- Direction -
Filter the records below for the word "title". Copy each line that holds it.

-- Available data start --

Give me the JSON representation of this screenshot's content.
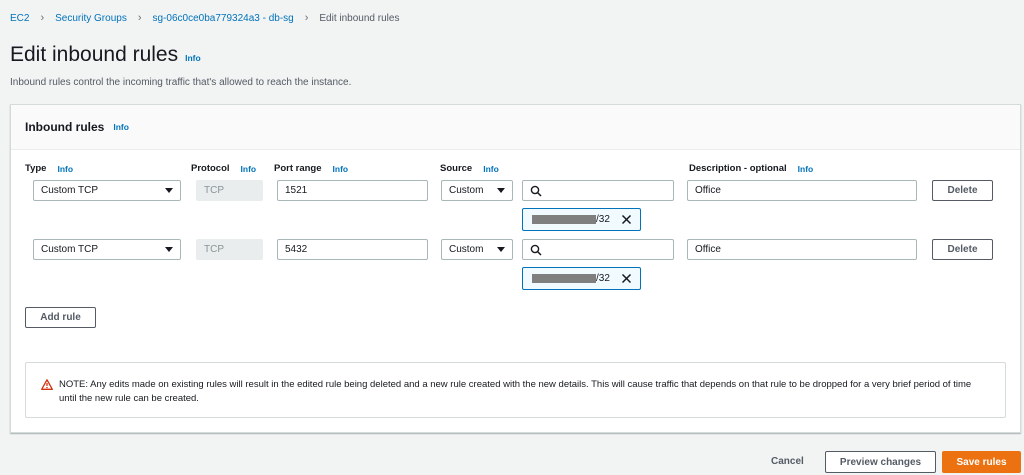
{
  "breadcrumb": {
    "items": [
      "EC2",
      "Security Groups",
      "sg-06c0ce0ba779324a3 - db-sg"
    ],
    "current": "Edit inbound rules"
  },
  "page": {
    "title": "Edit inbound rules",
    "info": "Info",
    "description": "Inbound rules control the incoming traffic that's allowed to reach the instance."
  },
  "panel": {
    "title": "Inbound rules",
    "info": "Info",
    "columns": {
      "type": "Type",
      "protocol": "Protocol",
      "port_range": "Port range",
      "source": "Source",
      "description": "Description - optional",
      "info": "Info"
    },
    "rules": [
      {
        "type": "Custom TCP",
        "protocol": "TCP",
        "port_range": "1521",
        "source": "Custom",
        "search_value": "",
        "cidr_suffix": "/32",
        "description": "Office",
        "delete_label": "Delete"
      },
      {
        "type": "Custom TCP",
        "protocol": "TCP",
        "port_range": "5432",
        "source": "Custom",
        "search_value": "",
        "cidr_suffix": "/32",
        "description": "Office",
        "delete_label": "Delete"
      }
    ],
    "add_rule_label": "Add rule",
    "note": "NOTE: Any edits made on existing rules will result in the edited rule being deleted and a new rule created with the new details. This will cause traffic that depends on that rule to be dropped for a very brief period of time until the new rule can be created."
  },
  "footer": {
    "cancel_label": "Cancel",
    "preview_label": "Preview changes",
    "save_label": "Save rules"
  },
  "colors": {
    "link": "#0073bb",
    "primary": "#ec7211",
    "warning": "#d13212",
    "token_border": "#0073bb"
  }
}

-- Available data end --
-- Available data start --

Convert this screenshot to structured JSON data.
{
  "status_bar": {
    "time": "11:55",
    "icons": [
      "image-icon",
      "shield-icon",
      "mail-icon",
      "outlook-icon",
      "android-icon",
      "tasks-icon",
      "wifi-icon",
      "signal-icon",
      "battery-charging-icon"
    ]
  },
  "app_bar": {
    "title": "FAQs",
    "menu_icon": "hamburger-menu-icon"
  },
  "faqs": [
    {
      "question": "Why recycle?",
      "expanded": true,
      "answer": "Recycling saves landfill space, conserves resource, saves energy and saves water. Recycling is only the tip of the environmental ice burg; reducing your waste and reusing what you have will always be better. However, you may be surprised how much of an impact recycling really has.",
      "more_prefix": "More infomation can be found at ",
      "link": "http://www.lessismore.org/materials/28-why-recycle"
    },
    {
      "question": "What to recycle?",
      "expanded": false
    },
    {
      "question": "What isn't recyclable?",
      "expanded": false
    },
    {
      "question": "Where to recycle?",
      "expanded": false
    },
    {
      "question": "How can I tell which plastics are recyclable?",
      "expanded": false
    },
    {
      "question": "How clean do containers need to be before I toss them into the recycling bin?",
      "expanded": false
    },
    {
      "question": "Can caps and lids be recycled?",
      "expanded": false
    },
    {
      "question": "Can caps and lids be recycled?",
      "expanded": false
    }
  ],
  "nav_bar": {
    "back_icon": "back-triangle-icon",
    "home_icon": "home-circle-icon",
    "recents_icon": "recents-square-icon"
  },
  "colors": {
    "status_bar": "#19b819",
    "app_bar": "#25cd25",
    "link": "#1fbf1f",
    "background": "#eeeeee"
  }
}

-- Available data end --

- Problem solution -
    "title": "Edit inbound rules",
    "title": "Inbound rules",
    "title": "FAQs",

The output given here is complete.